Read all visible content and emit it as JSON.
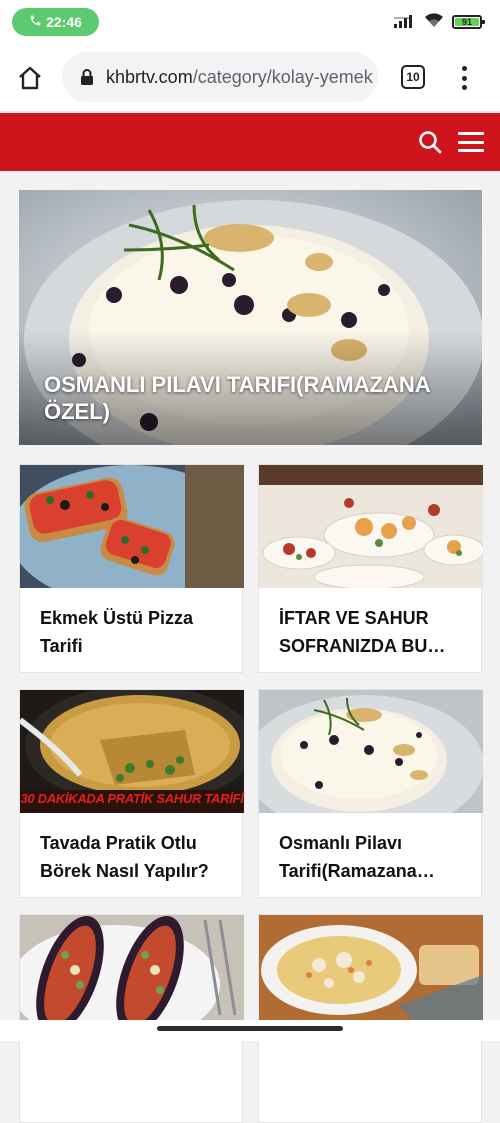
{
  "status_bar": {
    "call_time": "22:46",
    "battery": "91",
    "battery_level": 0.91
  },
  "browser": {
    "url_domain": "khbrtv.com",
    "url_path": "/category/kolay-yemek",
    "tab_count": "10"
  },
  "featured": {
    "title": "OSMANLI PILAVI TARIFI(RAMAZANA ÖZEL)"
  },
  "articles": [
    {
      "title": "Ekmek Üstü Pizza Tarifi"
    },
    {
      "title": "İFTAR VE SAHUR SOFRANIZDA BU…"
    },
    {
      "title": "Tavada Pratik Otlu Börek Nasıl Yapılır?",
      "image_caption": "30 DAKİKADA PRATİK SAHUR TARİFİ"
    },
    {
      "title": "Osmanlı Pilavı Tarifi(Ramazana…"
    },
    {
      "title": ""
    },
    {
      "title": ""
    }
  ],
  "colors": {
    "header_red": "#d0141c",
    "call_green": "#5ccb6f"
  }
}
=====
EXERCISE DETAILS | Leave out the pictures, and give all the records again exactly.

SOLVED EXERCISE |
Read all visible content and emit it as JSON.
{
  "status_bar": {
    "call_time": "22:46",
    "battery": "91",
    "battery_level": 0.91
  },
  "browser": {
    "url_domain": "khbrtv.com",
    "url_path": "/category/kolay-yemek",
    "tab_count": "10"
  },
  "featured": {
    "title": "OSMANLI PILAVI TARIFI(RAMAZANA ÖZEL)"
  },
  "articles": [
    {
      "title": "Ekmek Üstü Pizza Tarifi"
    },
    {
      "title": "İFTAR VE SAHUR SOFRANIZDA BU…"
    },
    {
      "title": "Tavada Pratik Otlu Börek Nasıl Yapılır?",
      "image_caption": "30 DAKİKADA PRATİK SAHUR TARİFİ"
    },
    {
      "title": "Osmanlı Pilavı Tarifi(Ramazana…"
    },
    {
      "title": ""
    },
    {
      "title": ""
    }
  ],
  "colors": {
    "header_red": "#d0141c",
    "call_green": "#5ccb6f"
  }
}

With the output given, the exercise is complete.